THE REQUEST ::
Restate all of the data exactly.

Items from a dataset
>>>
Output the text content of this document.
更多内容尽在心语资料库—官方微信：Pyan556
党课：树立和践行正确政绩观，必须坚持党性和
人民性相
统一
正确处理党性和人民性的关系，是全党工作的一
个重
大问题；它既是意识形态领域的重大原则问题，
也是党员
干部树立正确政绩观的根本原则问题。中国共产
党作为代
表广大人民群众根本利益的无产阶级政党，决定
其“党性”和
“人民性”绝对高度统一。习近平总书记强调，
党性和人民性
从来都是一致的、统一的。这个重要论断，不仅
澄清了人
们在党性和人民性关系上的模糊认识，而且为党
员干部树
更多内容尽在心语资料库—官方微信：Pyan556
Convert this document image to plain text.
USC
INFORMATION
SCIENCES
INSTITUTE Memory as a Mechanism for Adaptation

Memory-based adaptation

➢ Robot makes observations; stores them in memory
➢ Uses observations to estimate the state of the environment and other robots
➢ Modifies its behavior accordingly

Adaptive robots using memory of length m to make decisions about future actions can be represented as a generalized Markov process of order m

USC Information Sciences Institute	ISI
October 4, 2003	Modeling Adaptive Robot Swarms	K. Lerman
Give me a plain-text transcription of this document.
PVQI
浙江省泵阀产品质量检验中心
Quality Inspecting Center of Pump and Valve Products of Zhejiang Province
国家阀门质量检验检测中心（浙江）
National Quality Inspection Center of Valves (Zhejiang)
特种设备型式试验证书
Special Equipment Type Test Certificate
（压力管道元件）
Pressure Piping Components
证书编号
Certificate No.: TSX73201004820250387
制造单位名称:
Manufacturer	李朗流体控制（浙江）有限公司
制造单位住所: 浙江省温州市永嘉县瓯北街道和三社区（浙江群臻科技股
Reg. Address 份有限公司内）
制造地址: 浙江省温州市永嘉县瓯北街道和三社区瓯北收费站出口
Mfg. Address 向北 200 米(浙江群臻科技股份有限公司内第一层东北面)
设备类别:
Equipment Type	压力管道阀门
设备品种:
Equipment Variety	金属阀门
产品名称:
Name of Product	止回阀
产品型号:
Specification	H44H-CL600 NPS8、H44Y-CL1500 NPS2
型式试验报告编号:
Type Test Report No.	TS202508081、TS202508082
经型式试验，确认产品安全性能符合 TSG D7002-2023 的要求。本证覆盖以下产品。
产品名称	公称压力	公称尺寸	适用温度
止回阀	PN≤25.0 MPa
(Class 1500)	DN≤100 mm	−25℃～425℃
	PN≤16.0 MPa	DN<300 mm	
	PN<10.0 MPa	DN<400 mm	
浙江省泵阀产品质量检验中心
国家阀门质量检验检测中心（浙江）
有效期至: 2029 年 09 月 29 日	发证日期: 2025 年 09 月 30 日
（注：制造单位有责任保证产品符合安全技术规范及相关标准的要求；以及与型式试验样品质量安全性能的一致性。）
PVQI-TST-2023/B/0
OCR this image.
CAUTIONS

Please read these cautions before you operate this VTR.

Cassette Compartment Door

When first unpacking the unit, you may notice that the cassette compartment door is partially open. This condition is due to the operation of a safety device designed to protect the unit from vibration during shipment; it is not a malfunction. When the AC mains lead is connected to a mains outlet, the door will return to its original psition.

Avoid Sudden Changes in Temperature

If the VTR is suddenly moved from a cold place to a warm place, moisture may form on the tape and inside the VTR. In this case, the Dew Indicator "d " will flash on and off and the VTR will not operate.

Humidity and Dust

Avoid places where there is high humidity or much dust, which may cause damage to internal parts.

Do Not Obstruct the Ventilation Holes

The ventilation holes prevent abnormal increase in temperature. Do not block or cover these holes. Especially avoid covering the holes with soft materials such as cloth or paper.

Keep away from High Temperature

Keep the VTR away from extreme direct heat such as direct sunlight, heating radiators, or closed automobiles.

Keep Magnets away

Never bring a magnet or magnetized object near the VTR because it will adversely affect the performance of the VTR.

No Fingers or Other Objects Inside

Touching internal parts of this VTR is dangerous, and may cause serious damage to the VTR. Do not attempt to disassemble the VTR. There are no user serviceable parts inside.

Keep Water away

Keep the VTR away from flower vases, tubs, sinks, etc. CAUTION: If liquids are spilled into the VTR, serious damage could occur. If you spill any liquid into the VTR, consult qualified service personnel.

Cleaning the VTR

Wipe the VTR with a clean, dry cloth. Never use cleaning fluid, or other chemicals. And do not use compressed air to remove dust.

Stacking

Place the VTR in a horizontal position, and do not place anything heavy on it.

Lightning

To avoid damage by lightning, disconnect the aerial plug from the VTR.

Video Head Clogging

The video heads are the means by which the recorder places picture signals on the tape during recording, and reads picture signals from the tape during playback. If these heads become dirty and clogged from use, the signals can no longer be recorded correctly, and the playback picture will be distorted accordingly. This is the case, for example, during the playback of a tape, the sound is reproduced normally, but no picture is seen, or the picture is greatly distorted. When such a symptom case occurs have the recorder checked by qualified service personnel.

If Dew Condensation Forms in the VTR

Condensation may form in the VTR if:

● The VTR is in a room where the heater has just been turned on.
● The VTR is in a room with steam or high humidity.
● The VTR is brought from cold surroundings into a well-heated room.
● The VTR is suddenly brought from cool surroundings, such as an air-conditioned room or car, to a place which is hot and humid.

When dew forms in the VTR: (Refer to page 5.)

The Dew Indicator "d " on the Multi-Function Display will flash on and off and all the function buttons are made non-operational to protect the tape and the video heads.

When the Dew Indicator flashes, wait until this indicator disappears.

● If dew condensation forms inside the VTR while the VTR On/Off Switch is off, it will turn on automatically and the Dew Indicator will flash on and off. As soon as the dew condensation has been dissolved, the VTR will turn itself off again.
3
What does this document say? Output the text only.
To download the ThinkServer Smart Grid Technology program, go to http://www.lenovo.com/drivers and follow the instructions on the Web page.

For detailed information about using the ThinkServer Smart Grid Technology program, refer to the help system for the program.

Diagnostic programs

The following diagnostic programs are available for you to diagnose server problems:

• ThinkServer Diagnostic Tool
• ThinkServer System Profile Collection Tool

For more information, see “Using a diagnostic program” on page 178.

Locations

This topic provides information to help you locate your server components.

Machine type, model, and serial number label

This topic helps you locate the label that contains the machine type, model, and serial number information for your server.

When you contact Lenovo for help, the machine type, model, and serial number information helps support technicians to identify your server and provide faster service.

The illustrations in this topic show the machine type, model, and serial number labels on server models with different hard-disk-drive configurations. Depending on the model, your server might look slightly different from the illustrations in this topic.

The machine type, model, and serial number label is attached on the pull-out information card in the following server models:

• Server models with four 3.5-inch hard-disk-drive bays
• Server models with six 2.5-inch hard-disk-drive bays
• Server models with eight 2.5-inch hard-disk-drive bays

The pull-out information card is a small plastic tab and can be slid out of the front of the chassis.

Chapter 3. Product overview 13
<<<
OUTPUT OF THE TASK ::
Output the text content of this document.
更多内容尽在心语资料库—官方微信：Pyan556
党课：树立和践行正确政绩观，必须坚持党性和
人民性相
统一
正确处理党性和人民性的关系，是全党工作的一
个重
大问题；它既是意识形态领域的重大原则问题，
也是党员
干部树立正确政绩观的根本原则问题。中国共产
党作为代
表广大人民群众根本利益的无产阶级政党，决定
其“党性”和
“人民性”绝对高度统一。习近平总书记强调，
党性和人民性
从来都是一致的、统一的。这个重要论断，不仅
澄清了人
们在党性和人民性关系上的模糊认识，而且为党
员干部树
更多内容尽在心语资料库—官方微信：Pyan556
Convert this document image to plain text.
USC
INFORMATION
SCIENCES
INSTITUTE Memory as a Mechanism for Adaptation

Memory-based adaptation

➢ Robot makes observations; stores them in memory
➢ Uses observations to estimate the state of the environment and other robots
➢ Modifies its behavior accordingly

Adaptive robots using memory of length m to make decisions about future actions can be represented as a generalized Markov process of order m

USC Information Sciences Institute	ISI
October 4, 2003	Modeling Adaptive Robot Swarms	K. Lerman
Give me a plain-text transcription of this document.
PVQI
浙江省泵阀产品质量检验中心
Quality Inspecting Center of Pump and Valve Products of Zhejiang Province
国家阀门质量检验检测中心（浙江）
National Quality Inspection Center of Valves (Zhejiang)
特种设备型式试验证书
Special Equipment Type Test Certificate
（压力管道元件）
Pressure Piping Components
证书编号
Certificate No.: TSX73201004820250387
制造单位名称:
Manufacturer	李朗流体控制（浙江）有限公司
制造单位住所: 浙江省温州市永嘉县瓯北街道和三社区（浙江群臻科技股
Reg. Address 份有限公司内）
制造地址: 浙江省温州市永嘉县瓯北街道和三社区瓯北收费站出口
Mfg. Address 向北 200 米(浙江群臻科技股份有限公司内第一层东北面)
设备类别:
Equipment Type	压力管道阀门
设备品种:
Equipment Variety	金属阀门
产品名称:
Name of Product	止回阀
产品型号:
Specification	H44H-CL600 NPS8、H44Y-CL1500 NPS2
型式试验报告编号:
Type Test Report No.	TS202508081、TS202508082
经型式试验，确认产品安全性能符合 TSG D7002-2023 的要求。本证覆盖以下产品。
产品名称	公称压力	公称尺寸	适用温度
止回阀	PN≤25.0 MPa
(Class 1500)	DN≤100 mm	−25℃～425℃
	PN≤16.0 MPa	DN<300 mm	
	PN<10.0 MPa	DN<400 mm	
浙江省泵阀产品质量检验中心
国家阀门质量检验检测中心（浙江）
有效期至: 2029 年 09 月 29 日	发证日期: 2025 年 09 月 30 日
（注：制造单位有责任保证产品符合安全技术规范及相关标准的要求；以及与型式试验样品质量安全性能的一致性。）
PVQI-TST-2023/B/0
OCR this image.
CAUTIONS

Please read these cautions before you operate this VTR.

Cassette Compartment Door

When first unpacking the unit, you may notice that the cassette compartment door is partially open. This condition is due to the operation of a safety device designed to protect the unit from vibration during shipment; it is not a malfunction. When the AC mains lead is connected to a mains outlet, the door will return to its original psition.

Avoid Sudden Changes in Temperature

If the VTR is suddenly moved from a cold place to a warm place, moisture may form on the tape and inside the VTR. In this case, the Dew Indicator "d " will flash on and off and the VTR will not operate.

Humidity and Dust

Avoid places where there is high humidity or much dust, which may cause damage to internal parts.

Do Not Obstruct the Ventilation Holes

The ventilation holes prevent abnormal increase in temperature. Do not block or cover these holes. Especially avoid covering the holes with soft materials such as cloth or paper.

Keep away from High Temperature

Keep the VTR away from extreme direct heat such as direct sunlight, heating radiators, or closed automobiles.

Keep Magnets away

Never bring a magnet or magnetized object near the VTR because it will adversely affect the performance of the VTR.

No Fingers or Other Objects Inside

Touching internal parts of this VTR is dangerous, and may cause serious damage to the VTR. Do not attempt to disassemble the VTR. There are no user serviceable parts inside.

Keep Water away

Keep the VTR away from flower vases, tubs, sinks, etc. CAUTION: If liquids are spilled into the VTR, serious damage could occur. If you spill any liquid into the VTR, consult qualified service personnel.

Cleaning the VTR

Wipe the VTR with a clean, dry cloth. Never use cleaning fluid, or other chemicals. And do not use compressed air to remove dust.

Stacking

Place the VTR in a horizontal position, and do not place anything heavy on it.

Lightning

To avoid damage by lightning, disconnect the aerial plug from the VTR.

Video Head Clogging

The video heads are the means by which the recorder places picture signals on the tape during recording, and reads picture signals from the tape during playback. If these heads become dirty and clogged from use, the signals can no longer be recorded correctly, and the playback picture will be distorted accordingly. This is the case, for example, during the playback of a tape, the sound is reproduced normally, but no picture is seen, or the picture is greatly distorted. When such a symptom case occurs have the recorder checked by qualified service personnel.

If Dew Condensation Forms in the VTR

Condensation may form in the VTR if:

● The VTR is in a room where the heater has just been turned on.
● The VTR is in a room with steam or high humidity.
● The VTR is brought from cold surroundings into a well-heated room.
● The VTR is suddenly brought from cool surroundings, such as an air-conditioned room or car, to a place which is hot and humid.

When dew forms in the VTR: (Refer to page 5.)

The Dew Indicator "d " on the Multi-Function Display will flash on and off and all the function buttons are made non-operational to protect the tape and the video heads.

When the Dew Indicator flashes, wait until this indicator disappears.

● If dew condensation forms inside the VTR while the VTR On/Off Switch is off, it will turn on automatically and the Dew Indicator will flash on and off. As soon as the dew condensation has been dissolved, the VTR will turn itself off again.
3
What does this document say? Output the text only.
To download the ThinkServer Smart Grid Technology program, go to http://www.lenovo.com/drivers and follow the instructions on the Web page.

For detailed information about using the ThinkServer Smart Grid Technology program, refer to the help system for the program.

Diagnostic programs

The following diagnostic programs are available for you to diagnose server problems:

• ThinkServer Diagnostic Tool
• ThinkServer System Profile Collection Tool

For more information, see “Using a diagnostic program” on page 178.

Locations

This topic provides information to help you locate your server components.

Machine type, model, and serial number label

This topic helps you locate the label that contains the machine type, model, and serial number information for your server.

When you contact Lenovo for help, the machine type, model, and serial number information helps support technicians to identify your server and provide faster service.

The illustrations in this topic show the machine type, model, and serial number labels on server models with different hard-disk-drive configurations. Depending on the model, your server might look slightly different from the illustrations in this topic.

The machine type, model, and serial number label is attached on the pull-out information card in the following server models:

• Server models with four 3.5-inch hard-disk-drive bays
• Server models with six 2.5-inch hard-disk-drive bays
• Server models with eight 2.5-inch hard-disk-drive bays

The pull-out information card is a small plastic tab and can be slid out of the front of the chassis.

Chapter 3. Product overview 13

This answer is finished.